▶ _GIVEN TASK_
Some lines of these records may hold the word "regional"; state how many, using only the number.

========================

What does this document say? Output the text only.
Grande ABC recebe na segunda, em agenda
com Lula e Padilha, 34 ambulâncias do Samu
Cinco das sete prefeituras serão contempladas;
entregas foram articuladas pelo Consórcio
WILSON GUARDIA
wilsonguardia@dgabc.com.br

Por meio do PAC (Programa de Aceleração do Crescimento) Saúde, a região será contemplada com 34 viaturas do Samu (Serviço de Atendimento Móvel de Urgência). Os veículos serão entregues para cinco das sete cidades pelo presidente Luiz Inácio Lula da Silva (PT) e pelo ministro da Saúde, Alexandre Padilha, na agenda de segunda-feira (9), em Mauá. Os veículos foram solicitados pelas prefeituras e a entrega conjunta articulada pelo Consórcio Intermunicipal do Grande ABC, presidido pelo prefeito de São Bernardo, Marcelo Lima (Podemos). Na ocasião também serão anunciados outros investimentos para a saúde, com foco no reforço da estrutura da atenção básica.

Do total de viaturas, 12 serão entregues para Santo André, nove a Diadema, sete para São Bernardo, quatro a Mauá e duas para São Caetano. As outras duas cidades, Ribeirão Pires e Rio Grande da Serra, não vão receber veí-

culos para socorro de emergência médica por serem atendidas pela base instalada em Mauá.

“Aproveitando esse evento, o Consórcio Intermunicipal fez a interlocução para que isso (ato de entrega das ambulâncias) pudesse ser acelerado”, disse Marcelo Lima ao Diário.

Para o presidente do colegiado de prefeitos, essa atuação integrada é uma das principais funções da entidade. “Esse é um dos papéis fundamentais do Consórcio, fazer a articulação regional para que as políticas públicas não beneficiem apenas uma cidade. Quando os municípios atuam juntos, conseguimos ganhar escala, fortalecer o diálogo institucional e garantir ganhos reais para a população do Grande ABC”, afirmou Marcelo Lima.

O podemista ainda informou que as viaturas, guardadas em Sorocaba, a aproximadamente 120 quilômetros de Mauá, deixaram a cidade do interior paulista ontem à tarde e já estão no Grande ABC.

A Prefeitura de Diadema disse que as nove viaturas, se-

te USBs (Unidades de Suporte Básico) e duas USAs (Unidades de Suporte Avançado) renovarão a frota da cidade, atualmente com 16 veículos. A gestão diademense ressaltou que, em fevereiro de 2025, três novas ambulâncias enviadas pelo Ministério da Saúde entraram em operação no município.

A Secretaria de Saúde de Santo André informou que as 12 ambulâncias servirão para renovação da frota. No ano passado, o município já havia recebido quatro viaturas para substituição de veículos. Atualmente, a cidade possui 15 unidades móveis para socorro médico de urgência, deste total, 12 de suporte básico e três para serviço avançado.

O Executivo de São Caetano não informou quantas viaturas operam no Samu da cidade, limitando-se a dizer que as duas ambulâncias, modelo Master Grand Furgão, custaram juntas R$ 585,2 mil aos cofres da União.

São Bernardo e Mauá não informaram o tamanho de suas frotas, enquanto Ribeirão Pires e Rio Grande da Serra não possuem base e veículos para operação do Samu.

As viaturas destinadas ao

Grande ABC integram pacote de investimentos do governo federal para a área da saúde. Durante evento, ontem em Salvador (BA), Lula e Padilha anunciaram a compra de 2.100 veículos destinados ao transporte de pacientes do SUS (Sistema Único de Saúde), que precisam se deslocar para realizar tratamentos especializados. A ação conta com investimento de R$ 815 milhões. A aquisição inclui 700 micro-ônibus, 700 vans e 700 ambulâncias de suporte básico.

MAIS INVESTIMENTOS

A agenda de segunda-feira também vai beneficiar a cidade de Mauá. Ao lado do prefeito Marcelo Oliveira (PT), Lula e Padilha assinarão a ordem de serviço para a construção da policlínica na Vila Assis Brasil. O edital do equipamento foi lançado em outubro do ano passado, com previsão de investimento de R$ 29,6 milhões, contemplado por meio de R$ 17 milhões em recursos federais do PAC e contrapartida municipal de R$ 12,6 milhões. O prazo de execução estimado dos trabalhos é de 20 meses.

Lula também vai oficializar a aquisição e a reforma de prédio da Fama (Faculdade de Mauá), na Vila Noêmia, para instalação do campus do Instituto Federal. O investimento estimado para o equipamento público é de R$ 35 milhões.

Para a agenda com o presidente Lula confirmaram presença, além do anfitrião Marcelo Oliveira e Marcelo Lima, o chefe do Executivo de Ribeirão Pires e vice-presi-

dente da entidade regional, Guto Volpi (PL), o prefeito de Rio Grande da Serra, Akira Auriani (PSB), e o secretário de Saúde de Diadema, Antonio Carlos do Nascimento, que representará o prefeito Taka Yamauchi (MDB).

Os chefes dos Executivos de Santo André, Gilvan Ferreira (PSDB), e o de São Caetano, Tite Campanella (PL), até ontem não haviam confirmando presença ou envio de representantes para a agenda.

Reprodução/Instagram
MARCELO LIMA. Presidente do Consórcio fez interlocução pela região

========================

▶ _WORKED ANSWER_
2